## Instruction
Print out each record below, unaltered and complete, without its images.

☆ ☆ ☆ ☆ ☆

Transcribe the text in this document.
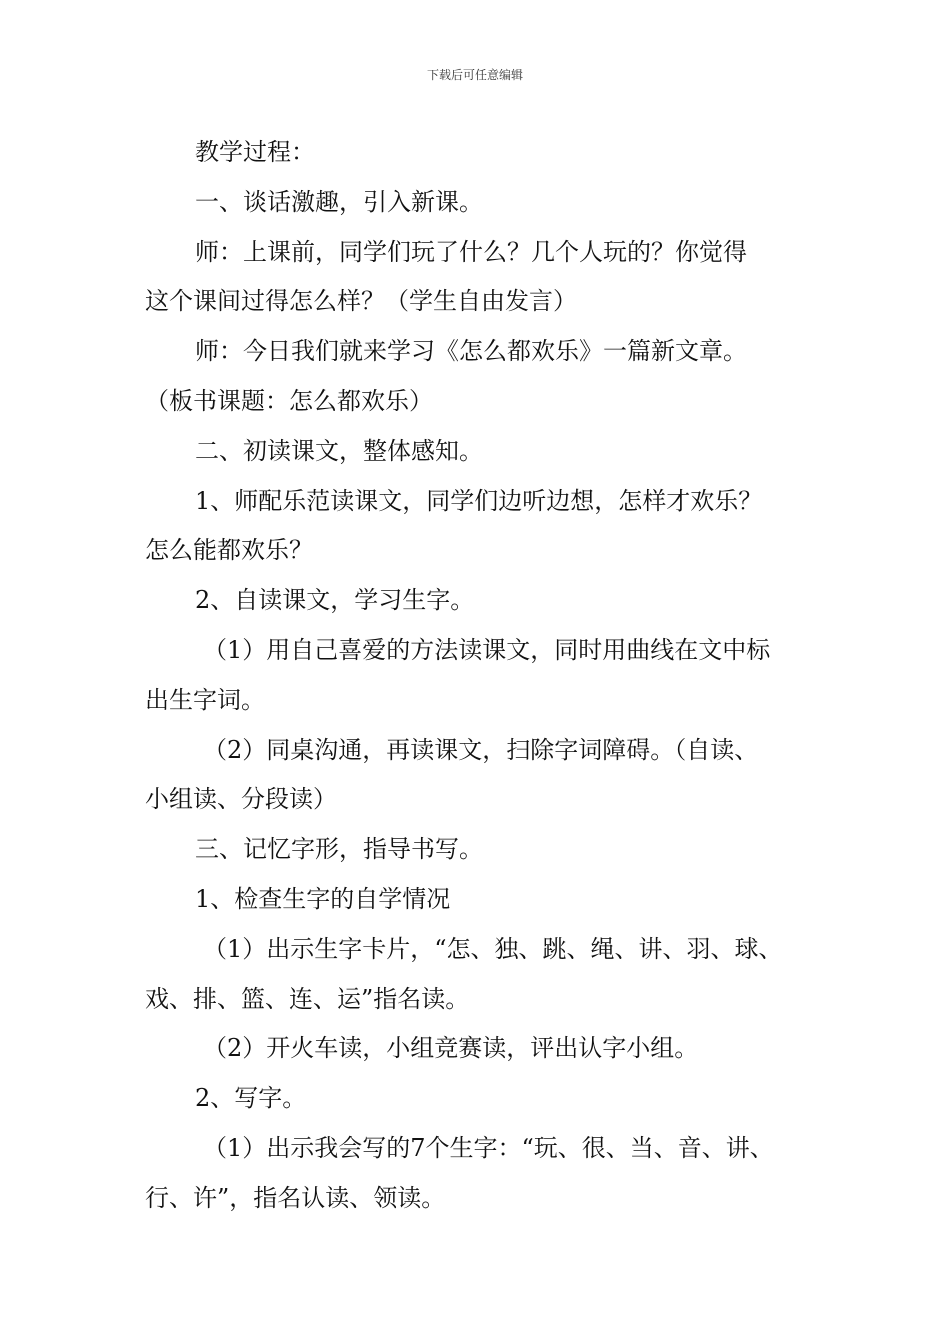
下载后可任意编辑

教学过程：

一、谈话激趣，引入新课。

师：上课前，同学们玩了什么？几个人玩的？你觉得

这个课间过得怎么样？（学生自由发言）

师：今日我们就来学习《怎么都欢乐》一篇新文章。

（板书课题：怎么都欢乐）

二、初读课文，整体感知。

1、师配乐范读课文，同学们边听边想，怎样才欢乐？

怎么能都欢乐？

2、自读课文，学习生字。

（1）用自己喜爱的方法读课文，同时用曲线在文中标

出生字词。

（2）同桌沟通，再读课文，扫除字词障碍。（自读、

小组读、分段读）

三、记忆字形，指导书写。

1、检查生字的自学情况

（1）出示生字卡片，“怎、独、跳、绳、讲、羽、球、

戏、排、篮、连、运”指名读。

（2）开火车读，小组竞赛读，评出认字小组。

2、写字。

（1）出示我会写的7个生字：“玩、很、当、音、讲、

行、许”，指名认读、领读。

☆ ☆ ☆ ☆ ☆

## Task answer
Transcribe the text in this document.
下载后可任意编辑

教学过程：

一、谈话激趣，引入新课。

师：上课前，同学们玩了什么？几个人玩的？你觉得

这个课间过得怎么样？（学生自由发言）

师：今日我们就来学习《怎么都欢乐》一篇新文章。

（板书课题：怎么都欢乐）

二、初读课文，整体感知。

1、师配乐范读课文，同学们边听边想，怎样才欢乐？

怎么能都欢乐？

2、自读课文，学习生字。

（1）用自己喜爱的方法读课文，同时用曲线在文中标

出生字词。

（2）同桌沟通，再读课文，扫除字词障碍。（自读、

小组读、分段读）

三、记忆字形，指导书写。

1、检查生字的自学情况

（1）出示生字卡片，“怎、独、跳、绳、讲、羽、球、

戏、排、篮、连、运”指名读。

（2）开火车读，小组竞赛读，评出认字小组。

2、写字。

（1）出示我会写的7个生字：“玩、很、当、音、讲、

行、许”，指名认读、领读。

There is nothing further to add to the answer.